__What is asked__. Copy the records below exactly as they appear.

Records from a collection of figures
__________

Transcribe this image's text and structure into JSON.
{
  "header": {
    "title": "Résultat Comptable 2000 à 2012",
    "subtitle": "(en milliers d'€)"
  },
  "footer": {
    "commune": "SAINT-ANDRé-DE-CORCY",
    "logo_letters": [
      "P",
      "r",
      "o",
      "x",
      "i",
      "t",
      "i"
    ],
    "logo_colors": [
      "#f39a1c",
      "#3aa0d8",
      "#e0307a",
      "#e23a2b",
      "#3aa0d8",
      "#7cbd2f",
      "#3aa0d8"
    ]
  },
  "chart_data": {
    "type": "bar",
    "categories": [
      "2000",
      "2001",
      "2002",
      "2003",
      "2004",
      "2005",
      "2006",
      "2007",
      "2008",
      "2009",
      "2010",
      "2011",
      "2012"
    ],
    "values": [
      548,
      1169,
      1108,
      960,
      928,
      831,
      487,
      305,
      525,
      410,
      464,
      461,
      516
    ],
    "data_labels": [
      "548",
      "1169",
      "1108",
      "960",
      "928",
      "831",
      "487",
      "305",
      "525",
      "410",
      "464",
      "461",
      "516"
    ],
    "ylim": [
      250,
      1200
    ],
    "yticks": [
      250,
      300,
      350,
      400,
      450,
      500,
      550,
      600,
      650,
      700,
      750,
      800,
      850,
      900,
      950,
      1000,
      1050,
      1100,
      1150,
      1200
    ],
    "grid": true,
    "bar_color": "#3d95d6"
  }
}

__________

__Worked answer__.
Transcribe this image's text and structure into JSON.
{
  "header": {
    "title": "Résultat Comptable 2000 à 2012",
    "subtitle": "(en milliers d'€)"
  },
  "footer": {
    "commune": "SAINT-ANDRé-DE-CORCY",
    "logo_letters": [
      "P",
      "r",
      "o",
      "x",
      "i",
      "t",
      "i"
    ],
    "logo_colors": [
      "#f39a1c",
      "#3aa0d8",
      "#e0307a",
      "#e23a2b",
      "#3aa0d8",
      "#7cbd2f",
      "#3aa0d8"
    ]
  },
  "chart_data": {
    "type": "bar",
    "categories": [
      "2000",
      "2001",
      "2002",
      "2003",
      "2004",
      "2005",
      "2006",
      "2007",
      "2008",
      "2009",
      "2010",
      "2011",
      "2012"
    ],
    "values": [
      548,
      1169,
      1108,
      960,
      928,
      831,
      487,
      305,
      525,
      410,
      464,
      461,
      516
    ],
    "data_labels": [
      "548",
      "1169",
      "1108",
      "960",
      "928",
      "831",
      "487",
      "305",
      "525",
      "410",
      "464",
      "461",
      "516"
    ],
    "ylim": [
      250,
      1200
    ],
    "yticks": [
      250,
      300,
      350,
      400,
      450,
      500,
      550,
      600,
      650,
      700,
      750,
      800,
      850,
      900,
      950,
      1000,
      1050,
      1100,
      1150,
      1200
    ],
    "grid": true,
    "bar_color": "#3d95d6"
  }
}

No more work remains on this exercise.